> **OBJECTIVE**
Copy every line of the entries that includes the word "xlabel".

> **LISTING**
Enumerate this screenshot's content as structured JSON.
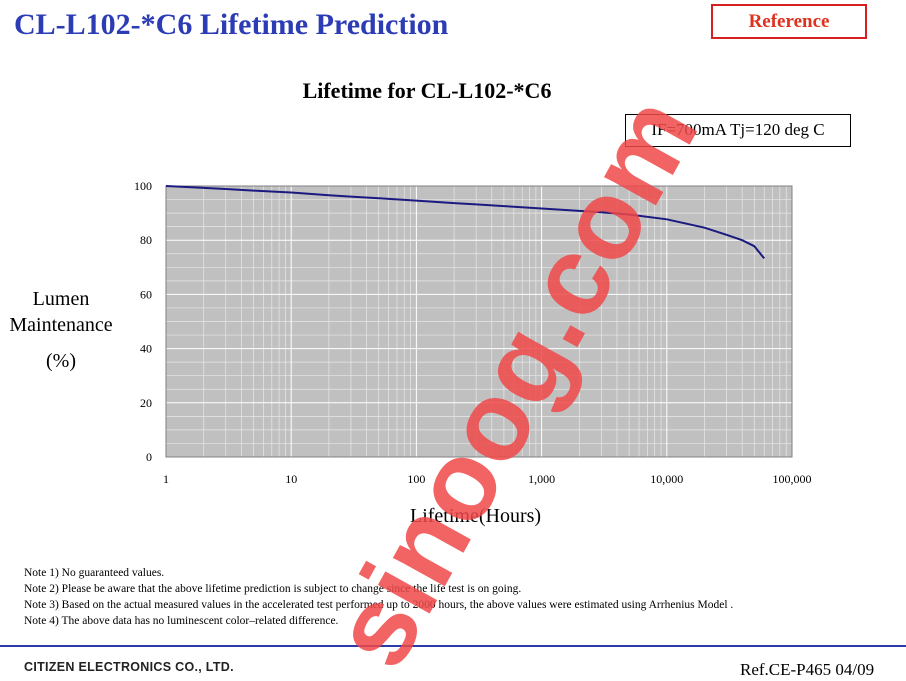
{
  "header": {
    "title": "CL-L102-*C6 Lifetime Prediction",
    "badge": "Reference"
  },
  "chart": {
    "condition_label": "IF=700mA Tj=120 deg C",
    "ylabel_lines": [
      "Lumen",
      "Maintenance",
      "(%)"
    ],
    "xlabel": "Lifetime(Hours)"
  },
  "chart_data": {
    "type": "line",
    "title": "Lifetime for CL-L102-*C6",
    "xlabel": "Lifetime(Hours)",
    "ylabel": "Lumen Maintenance (%)",
    "x_scale": "log",
    "xlim": [
      1,
      100000
    ],
    "ylim": [
      0,
      100
    ],
    "x_ticks": [
      1,
      10,
      100,
      1000,
      10000,
      100000
    ],
    "x_tick_labels": [
      "1",
      "10",
      "100",
      "1,000",
      "10,000",
      "100,000"
    ],
    "y_ticks": [
      0,
      20,
      40,
      60,
      80,
      100
    ],
    "y_tick_labels": [
      "0",
      "20",
      "40",
      "60",
      "80",
      "100"
    ],
    "grid": true,
    "plot_background": "#c0c0c0",
    "line_color": "#1a1a80",
    "series": [
      {
        "x": [
          1,
          2,
          3,
          5,
          10,
          20,
          30,
          50,
          100,
          200,
          300,
          500,
          1000,
          2000,
          3000,
          5000,
          10000,
          20000,
          30000,
          40000,
          50000,
          60000
        ],
        "y": [
          100,
          99.3,
          98.9,
          98.3,
          97.6,
          96.6,
          96.1,
          95.5,
          94.6,
          93.7,
          93.2,
          92.6,
          91.7,
          90.8,
          90.3,
          89.5,
          87.7,
          84.6,
          82,
          80,
          77.8,
          73.3
        ]
      }
    ]
  },
  "notes": [
    "Note 1) No guaranteed values.",
    "Note 2) Please be aware that the above lifetime prediction is subject to change since the life test is on going.",
    "Note 3) Based on the actual measured values in the accelerated test performed up to 2000 hours, the above values were estimated using Arrhenius Model .",
    "Note 4) The above data has no luminescent color–related difference."
  ],
  "footer": {
    "company": "CITIZEN ELECTRONICS CO., LTD.",
    "doc_ref": "Ref.CE-P465 04/09"
  },
  "watermark": {
    "text": "sinoog.com",
    "color": "#f04848"
  }
}
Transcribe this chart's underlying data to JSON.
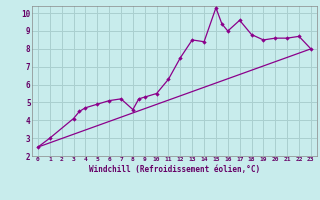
{
  "xlabel": "Windchill (Refroidissement éolien,°C)",
  "bg_color": "#c8ecec",
  "line_color": "#8b008b",
  "marker_color": "#8b008b",
  "grid_color": "#aacfcf",
  "axis_label_color": "#660066",
  "tick_color": "#660066",
  "xlim": [
    -0.5,
    23.5
  ],
  "ylim": [
    2,
    10.4
  ],
  "xticks": [
    0,
    1,
    2,
    3,
    4,
    5,
    6,
    7,
    8,
    9,
    10,
    11,
    12,
    13,
    14,
    15,
    16,
    17,
    18,
    19,
    20,
    21,
    22,
    23
  ],
  "yticks": [
    2,
    3,
    4,
    5,
    6,
    7,
    8,
    9,
    10
  ],
  "scatter_x": [
    0,
    1,
    3,
    3.5,
    4,
    5,
    6,
    7,
    8,
    8.5,
    9,
    10,
    11,
    12,
    13,
    14,
    15,
    15.5,
    16,
    17,
    18,
    19,
    20,
    21,
    22,
    23
  ],
  "scatter_y": [
    2.5,
    3.0,
    4.1,
    4.5,
    4.7,
    4.9,
    5.1,
    5.2,
    4.6,
    5.2,
    5.3,
    5.5,
    6.3,
    7.5,
    8.5,
    8.4,
    10.3,
    9.4,
    9.0,
    9.6,
    8.8,
    8.5,
    8.6,
    8.6,
    8.7,
    8.0
  ],
  "trend_x": [
    0,
    23
  ],
  "trend_y": [
    2.5,
    8.0
  ]
}
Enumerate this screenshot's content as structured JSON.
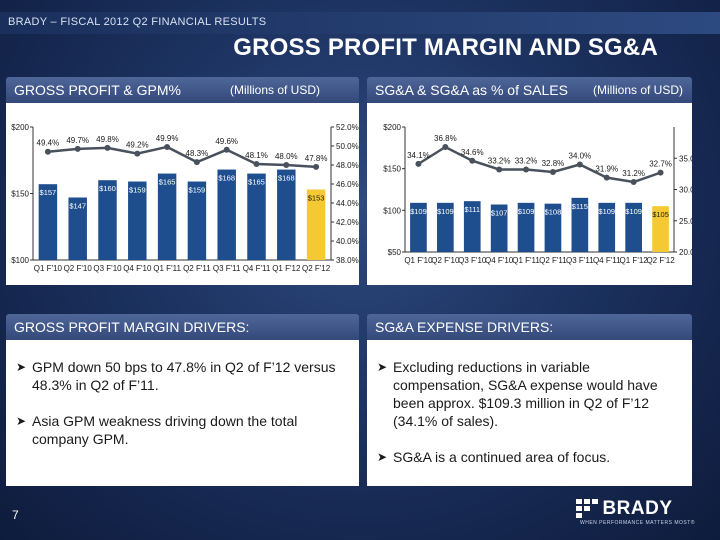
{
  "header": {
    "topbar": "BRADY – FISCAL 2012 Q2 FINANCIAL RESULTS",
    "title": "GROSS PROFIT MARGIN AND SG&A"
  },
  "panels": {
    "gp_title": "GROSS PROFIT & GPM%",
    "gp_units": "(Millions of USD)",
    "sga_title": "SG&A & SG&A as % of SALES",
    "sga_units": "(Millions of USD)",
    "gpm_drivers_title": "GROSS PROFIT MARGIN DRIVERS:",
    "sga_drivers_title": "SG&A EXPENSE DRIVERS:"
  },
  "gpm_bullets": [
    "GPM down 50 bps to 47.8% in Q2 of F’12 versus 48.3% in Q2 of F’11.",
    "Asia GPM weakness driving down the total company GPM."
  ],
  "sga_bullets": [
    "Excluding reductions in variable compensation, SG&A expense would have been approx. $109.3 million in Q2 of F’12 (34.1% of sales).",
    "SG&A is a continued area of focus."
  ],
  "footer": {
    "page_number": "7",
    "logo_text": "BRADY",
    "logo_tagline": "WHEN PERFORMANCE MATTERS MOST®"
  },
  "colors": {
    "bar": "#1f4e8f",
    "bar_highlight": "#f5c934",
    "line": "#48515c"
  },
  "icons": {
    "logo": "brady-logo-icon",
    "bullet": "arrow-bullet-icon"
  },
  "chart_data": [
    {
      "type": "bar",
      "categories": [
        "Q1 F'10",
        "Q2 F'10",
        "Q3 F'10",
        "Q4 F'10",
        "Q1 F'11",
        "Q2 F'11",
        "Q3 F'11",
        "Q4 F'11",
        "Q1 F'12",
        "Q2 F'12"
      ],
      "series": [
        {
          "values": [
            157,
            147,
            160,
            159,
            165,
            159,
            168,
            165,
            168,
            153
          ],
          "labels": [
            "$157",
            "$147",
            "$160",
            "$159",
            "$165",
            "$159",
            "$168",
            "$165",
            "$168",
            "$153"
          ]
        },
        {
          "values": [
            49.4,
            49.7,
            49.8,
            49.2,
            49.9,
            48.3,
            49.6,
            48.1,
            48.0,
            47.8
          ],
          "labels": [
            "49.4%",
            "49.7%",
            "49.8%",
            "49.2%",
            "49.9%",
            "48.3%",
            "49.6%",
            "48.1%",
            "48.0%",
            "47.8%"
          ]
        }
      ],
      "ylim": [
        100,
        200
      ],
      "yticks": [
        "$100",
        "$150",
        "$200"
      ],
      "ytick_values": [
        100,
        150,
        200
      ],
      "y2lim": [
        38,
        52
      ],
      "y2ticks": [
        "38.0%",
        "40.0%",
        "42.0%",
        "44.0%",
        "46.0%",
        "48.0%",
        "50.0%",
        "52.0%"
      ],
      "y2tick_values": [
        38,
        40,
        42,
        44,
        46,
        48,
        50,
        52
      ],
      "highlight_index": 9
    },
    {
      "type": "bar",
      "categories": [
        "Q1 F'10",
        "Q2 F'10",
        "Q3 F'10",
        "Q4 F'10",
        "Q1 F'11",
        "Q2 F'11",
        "Q3 F'11",
        "Q4 F'11",
        "Q1 F'12",
        "Q2 F'12"
      ],
      "series": [
        {
          "values": [
            109,
            109,
            111,
            107,
            109,
            108,
            115,
            109,
            109,
            105
          ],
          "labels": [
            "$109",
            "$109",
            "$111",
            "$107",
            "$109",
            "$108",
            "$115",
            "$109",
            "$109",
            "$105"
          ]
        },
        {
          "values": [
            34.1,
            36.8,
            34.6,
            33.2,
            33.2,
            32.8,
            34.0,
            31.9,
            31.2,
            32.7
          ],
          "labels": [
            "34.1%",
            "36.8%",
            "34.6%",
            "33.2%",
            "33.2%",
            "32.8%",
            "34.0%",
            "31.9%",
            "31.2%",
            "32.7%"
          ]
        }
      ],
      "ylim": [
        50,
        200
      ],
      "yticks": [
        "$50",
        "$100",
        "$150",
        "$200"
      ],
      "ytick_values": [
        50,
        100,
        150,
        200
      ],
      "y2lim": [
        20,
        40
      ],
      "y2ticks": [
        "20.0%",
        "25.0%",
        "30.0%",
        "35.0%"
      ],
      "y2tick_values": [
        20,
        25,
        30,
        35
      ],
      "highlight_index": 9
    }
  ]
}
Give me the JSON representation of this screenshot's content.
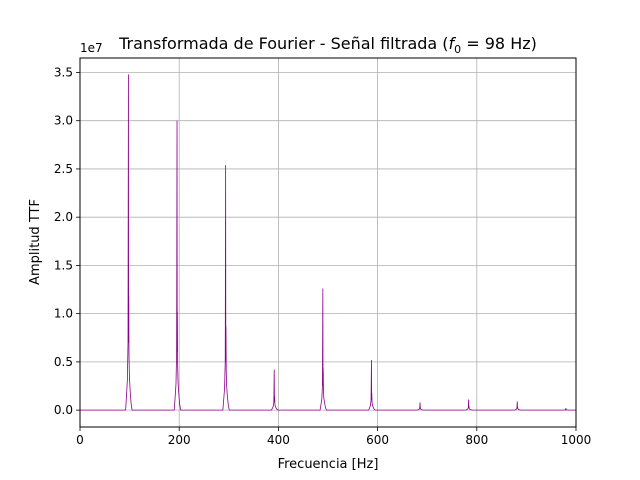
{
  "chart_data": {
    "type": "line",
    "title_main": "Transformada de Fourier - Señal filtrada (",
    "title_symbol": "f",
    "title_subscript": "0",
    "title_tail": " = 98 Hz)",
    "xlabel": "Frecuencia [Hz]",
    "ylabel": "Amplitud TTF",
    "y_offset_label": "1e7",
    "xlim": [
      0,
      1000
    ],
    "ylim": [
      -1750000,
      36500000
    ],
    "x_ticks": [
      0,
      200,
      400,
      600,
      800,
      1000
    ],
    "x_tick_labels": [
      "0",
      "200",
      "400",
      "600",
      "800",
      "1000"
    ],
    "y_ticks": [
      0,
      5000000,
      10000000,
      15000000,
      20000000,
      25000000,
      30000000,
      35000000
    ],
    "y_tick_labels": [
      "0.0",
      "0.5",
      "1.0",
      "1.5",
      "2.0",
      "2.5",
      "3.0",
      "3.5"
    ],
    "grid": true,
    "line_color": "#8b008b",
    "peaks": [
      {
        "f": 98,
        "a": 34800000
      },
      {
        "f": 196,
        "a": 30000000
      },
      {
        "f": 294,
        "a": 25400000
      },
      {
        "f": 392,
        "a": 4200000
      },
      {
        "f": 490,
        "a": 12600000
      },
      {
        "f": 588,
        "a": 5200000
      },
      {
        "f": 686,
        "a": 800000
      },
      {
        "f": 784,
        "a": 1100000
      },
      {
        "f": 882,
        "a": 900000
      },
      {
        "f": 980,
        "a": 200000
      }
    ]
  }
}
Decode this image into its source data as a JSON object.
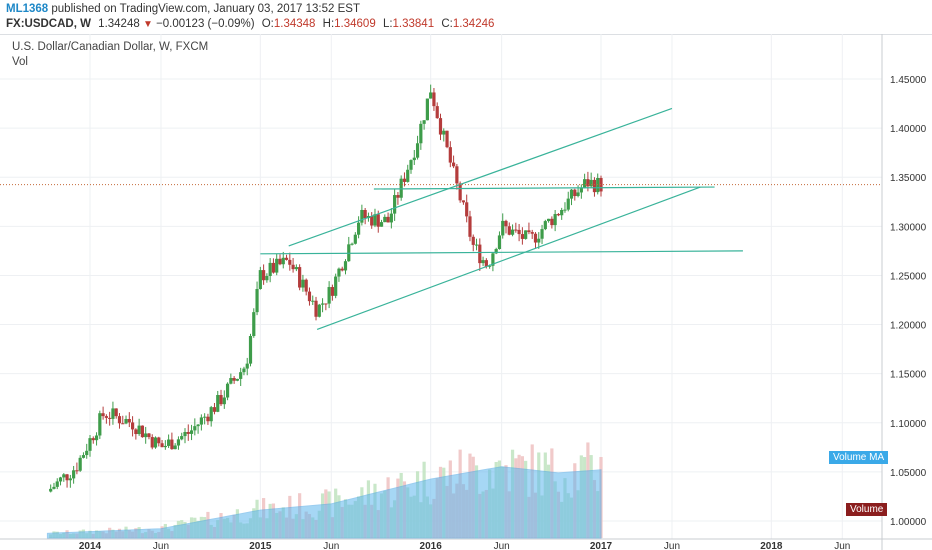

> **THE COMPLETED TASK**
    "xlabel": "Lifetime(Hours)"
    "xlabel": "Lifetime(Hours)",
  "xlabel": "Windchill (Refroidissement éolien,°C)",
    "xlabel": "Frecuencia [Hz]",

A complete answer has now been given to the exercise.